Reproduce all entries verbatim, with nothing added or dropped.

** start EXTRACTED MATERIAL **

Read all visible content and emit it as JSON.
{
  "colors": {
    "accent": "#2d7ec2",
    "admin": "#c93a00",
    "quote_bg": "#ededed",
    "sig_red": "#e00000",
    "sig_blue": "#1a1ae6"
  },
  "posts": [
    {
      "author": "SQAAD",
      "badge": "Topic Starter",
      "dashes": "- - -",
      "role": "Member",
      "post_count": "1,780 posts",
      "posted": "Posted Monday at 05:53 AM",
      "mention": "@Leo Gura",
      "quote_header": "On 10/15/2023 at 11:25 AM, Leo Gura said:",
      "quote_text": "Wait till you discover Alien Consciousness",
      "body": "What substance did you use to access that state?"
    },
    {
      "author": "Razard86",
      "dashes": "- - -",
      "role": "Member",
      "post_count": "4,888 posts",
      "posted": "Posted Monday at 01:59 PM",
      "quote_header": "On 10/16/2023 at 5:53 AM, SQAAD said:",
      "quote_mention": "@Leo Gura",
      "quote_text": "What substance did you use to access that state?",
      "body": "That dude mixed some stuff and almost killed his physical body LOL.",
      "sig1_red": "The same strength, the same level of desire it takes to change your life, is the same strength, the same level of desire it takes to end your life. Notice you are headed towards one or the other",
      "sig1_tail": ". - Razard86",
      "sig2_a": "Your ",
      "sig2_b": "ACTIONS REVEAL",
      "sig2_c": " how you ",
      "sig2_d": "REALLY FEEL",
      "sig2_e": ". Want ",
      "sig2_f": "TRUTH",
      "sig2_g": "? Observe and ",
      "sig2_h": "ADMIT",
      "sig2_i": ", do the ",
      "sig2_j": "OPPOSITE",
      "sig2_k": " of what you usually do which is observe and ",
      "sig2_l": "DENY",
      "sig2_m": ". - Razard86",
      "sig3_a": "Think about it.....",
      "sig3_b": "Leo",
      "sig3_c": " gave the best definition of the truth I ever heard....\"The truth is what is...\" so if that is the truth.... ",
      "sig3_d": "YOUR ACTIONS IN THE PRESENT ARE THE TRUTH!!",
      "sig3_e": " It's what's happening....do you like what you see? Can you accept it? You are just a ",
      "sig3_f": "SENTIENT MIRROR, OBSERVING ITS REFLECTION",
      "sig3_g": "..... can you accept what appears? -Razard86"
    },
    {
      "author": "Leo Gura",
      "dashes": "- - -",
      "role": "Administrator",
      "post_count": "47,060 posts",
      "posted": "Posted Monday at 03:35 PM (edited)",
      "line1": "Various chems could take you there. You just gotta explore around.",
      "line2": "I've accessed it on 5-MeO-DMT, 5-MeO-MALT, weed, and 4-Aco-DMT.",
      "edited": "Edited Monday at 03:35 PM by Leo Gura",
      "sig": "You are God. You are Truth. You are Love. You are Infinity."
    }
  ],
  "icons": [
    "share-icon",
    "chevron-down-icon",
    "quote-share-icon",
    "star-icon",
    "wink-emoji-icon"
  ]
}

** end EXTRACTED MATERIAL **

**SOLUTION FOR THIS EXERCISE**
Read all visible content and emit it as JSON.
{
  "colors": {
    "accent": "#2d7ec2",
    "admin": "#c93a00",
    "quote_bg": "#ededed",
    "sig_red": "#e00000",
    "sig_blue": "#1a1ae6"
  },
  "posts": [
    {
      "author": "SQAAD",
      "badge": "Topic Starter",
      "dashes": "- - -",
      "role": "Member",
      "post_count": "1,780 posts",
      "posted": "Posted Monday at 05:53 AM",
      "mention": "@Leo Gura",
      "quote_header": "On 10/15/2023 at 11:25 AM, Leo Gura said:",
      "quote_text": "Wait till you discover Alien Consciousness",
      "body": "What substance did you use to access that state?"
    },
    {
      "author": "Razard86",
      "dashes": "- - -",
      "role": "Member",
      "post_count": "4,888 posts",
      "posted": "Posted Monday at 01:59 PM",
      "quote_header": "On 10/16/2023 at 5:53 AM, SQAAD said:",
      "quote_mention": "@Leo Gura",
      "quote_text": "What substance did you use to access that state?",
      "body": "That dude mixed some stuff and almost killed his physical body LOL.",
      "sig1_red": "The same strength, the same level of desire it takes to change your life, is the same strength, the same level of desire it takes to end your life. Notice you are headed towards one or the other",
      "sig1_tail": ". - Razard86",
      "sig2_a": "Your ",
      "sig2_b": "ACTIONS REVEAL",
      "sig2_c": " how you ",
      "sig2_d": "REALLY FEEL",
      "sig2_e": ". Want ",
      "sig2_f": "TRUTH",
      "sig2_g": "? Observe and ",
      "sig2_h": "ADMIT",
      "sig2_i": ", do the ",
      "sig2_j": "OPPOSITE",
      "sig2_k": " of what you usually do which is observe and ",
      "sig2_l": "DENY",
      "sig2_m": ". - Razard86",
      "sig3_a": "Think about it.....",
      "sig3_b": "Leo",
      "sig3_c": " gave the best definition of the truth I ever heard....\"The truth is what is...\" so if that is the truth.... ",
      "sig3_d": "YOUR ACTIONS IN THE PRESENT ARE THE TRUTH!!",
      "sig3_e": " It's what's happening....do you like what you see? Can you accept it? You are just a ",
      "sig3_f": "SENTIENT MIRROR, OBSERVING ITS REFLECTION",
      "sig3_g": "..... can you accept what appears? -Razard86"
    },
    {
      "author": "Leo Gura",
      "dashes": "- - -",
      "role": "Administrator",
      "post_count": "47,060 posts",
      "posted": "Posted Monday at 03:35 PM (edited)",
      "line1": "Various chems could take you there. You just gotta explore around.",
      "line2": "I've accessed it on 5-MeO-DMT, 5-MeO-MALT, weed, and 4-Aco-DMT.",
      "edited": "Edited Monday at 03:35 PM by Leo Gura",
      "sig": "You are God. You are Truth. You are Love. You are Infinity."
    }
  ],
  "icons": [
    "share-icon",
    "chevron-down-icon",
    "quote-share-icon",
    "star-icon",
    "wink-emoji-icon"
  ]
}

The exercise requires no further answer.